▶ _Goal of the exercise_
Filter the entries below, keeping only lines with the word "JSON".

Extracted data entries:
========

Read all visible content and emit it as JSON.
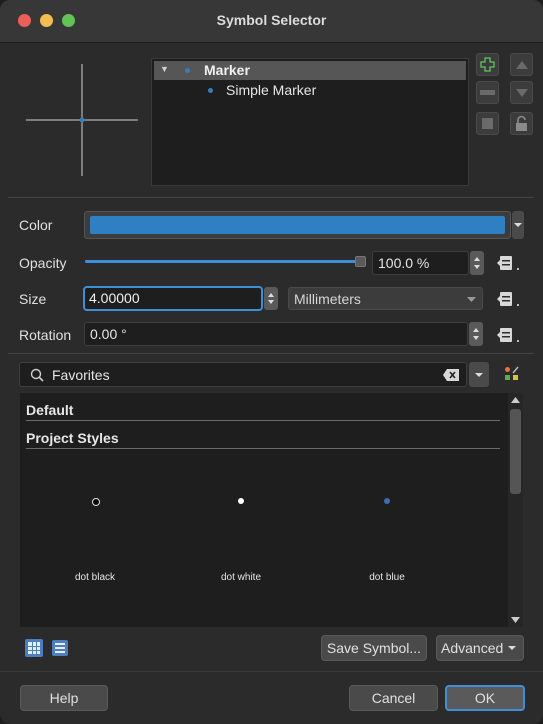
{
  "window": {
    "title": "Symbol Selector"
  },
  "tree": {
    "items": [
      {
        "label": "Marker"
      },
      {
        "label": "Simple Marker"
      }
    ]
  },
  "props": {
    "color_label": "Color",
    "color_value": "#2f7fc3",
    "opacity_label": "Opacity",
    "opacity_value": "100.0 %",
    "opacity_fraction": 1.0,
    "size_label": "Size",
    "size_value": "4.00000",
    "size_unit": "Millimeters",
    "rotation_label": "Rotation",
    "rotation_value": "0.00 °"
  },
  "search": {
    "value": "Favorites"
  },
  "library": {
    "sections": [
      "Default",
      "Project Styles"
    ],
    "symbols": [
      {
        "label": "dot  black"
      },
      {
        "label": "dot  white"
      },
      {
        "label": "dot blue"
      }
    ]
  },
  "footer": {
    "save_label": "Save Symbol...",
    "advanced_label": "Advanced",
    "help_label": "Help",
    "cancel_label": "Cancel",
    "ok_label": "OK"
  }
}
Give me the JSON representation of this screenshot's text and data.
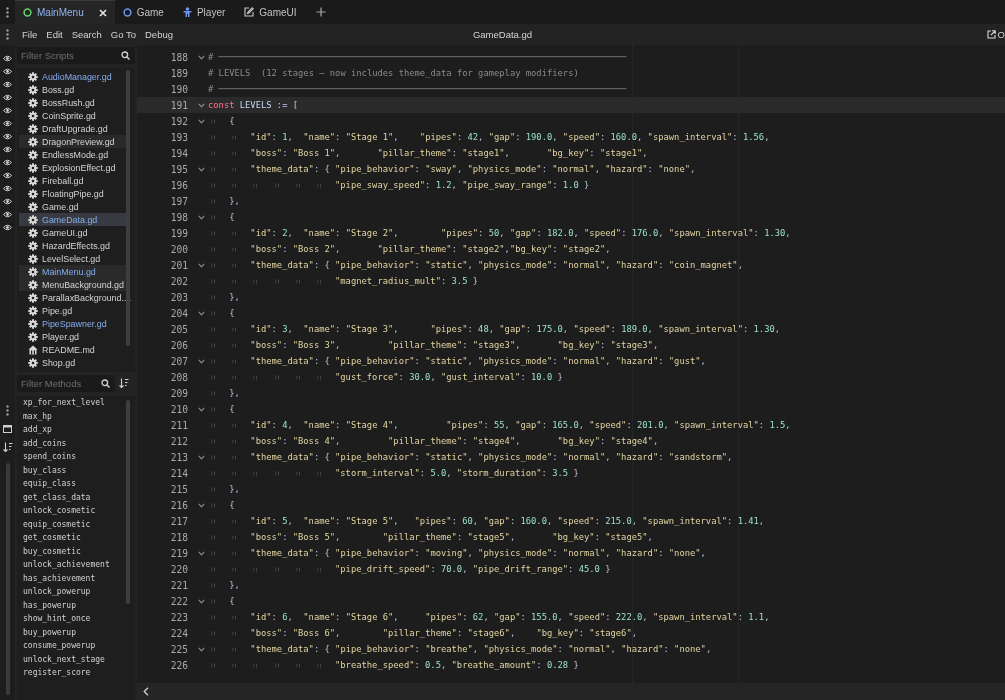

========

▶ _Answer to the problem_
Read all visible content and emit it as JSON.
Give me the JSON representation of this screenshot's text and data.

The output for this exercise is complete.